------ DATASET ROWS ------

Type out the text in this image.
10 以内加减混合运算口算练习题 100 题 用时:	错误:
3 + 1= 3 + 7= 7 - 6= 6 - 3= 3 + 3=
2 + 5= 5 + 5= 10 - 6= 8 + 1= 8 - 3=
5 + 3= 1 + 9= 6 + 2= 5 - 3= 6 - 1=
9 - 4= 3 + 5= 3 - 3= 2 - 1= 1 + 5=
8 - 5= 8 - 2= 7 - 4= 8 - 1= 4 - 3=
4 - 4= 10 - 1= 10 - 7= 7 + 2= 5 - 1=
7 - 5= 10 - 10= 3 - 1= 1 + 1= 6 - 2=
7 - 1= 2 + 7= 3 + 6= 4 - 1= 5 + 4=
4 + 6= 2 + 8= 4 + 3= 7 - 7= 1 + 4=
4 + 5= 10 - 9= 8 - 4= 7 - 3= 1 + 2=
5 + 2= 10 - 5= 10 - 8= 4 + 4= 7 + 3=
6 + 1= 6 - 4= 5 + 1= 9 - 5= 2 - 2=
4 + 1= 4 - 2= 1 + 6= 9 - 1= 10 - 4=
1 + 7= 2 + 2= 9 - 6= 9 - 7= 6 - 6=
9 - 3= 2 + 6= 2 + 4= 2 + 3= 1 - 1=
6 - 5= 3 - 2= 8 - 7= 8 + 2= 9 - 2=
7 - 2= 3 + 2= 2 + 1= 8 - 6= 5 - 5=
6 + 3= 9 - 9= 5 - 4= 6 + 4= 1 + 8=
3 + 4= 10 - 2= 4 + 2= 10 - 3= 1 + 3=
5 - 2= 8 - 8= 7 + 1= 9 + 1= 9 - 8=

------

__OBJECTIVE__: Please repeat all the records above exactly as they appear.

__THE REPLY__:
Type out the text in this image.
10 以内加减混合运算口算练习题 100 题 用时:	错误:
3 + 1= 3 + 7= 7 - 6= 6 - 3= 3 + 3=
2 + 5= 5 + 5= 10 - 6= 8 + 1= 8 - 3=
5 + 3= 1 + 9= 6 + 2= 5 - 3= 6 - 1=
9 - 4= 3 + 5= 3 - 3= 2 - 1= 1 + 5=
8 - 5= 8 - 2= 7 - 4= 8 - 1= 4 - 3=
4 - 4= 10 - 1= 10 - 7= 7 + 2= 5 - 1=
7 - 5= 10 - 10= 3 - 1= 1 + 1= 6 - 2=
7 - 1= 2 + 7= 3 + 6= 4 - 1= 5 + 4=
4 + 6= 2 + 8= 4 + 3= 7 - 7= 1 + 4=
4 + 5= 10 - 9= 8 - 4= 7 - 3= 1 + 2=
5 + 2= 10 - 5= 10 - 8= 4 + 4= 7 + 3=
6 + 1= 6 - 4= 5 + 1= 9 - 5= 2 - 2=
4 + 1= 4 - 2= 1 + 6= 9 - 1= 10 - 4=
1 + 7= 2 + 2= 9 - 6= 9 - 7= 6 - 6=
9 - 3= 2 + 6= 2 + 4= 2 + 3= 1 - 1=
6 - 5= 3 - 2= 8 - 7= 8 + 2= 9 - 2=
7 - 2= 3 + 2= 2 + 1= 8 - 6= 5 - 5=
6 + 3= 9 - 9= 5 - 4= 6 + 4= 1 + 8=
3 + 4= 10 - 2= 4 + 2= 10 - 3= 1 + 3=
5 - 2= 8 - 8= 7 + 1= 9 + 1= 9 - 8=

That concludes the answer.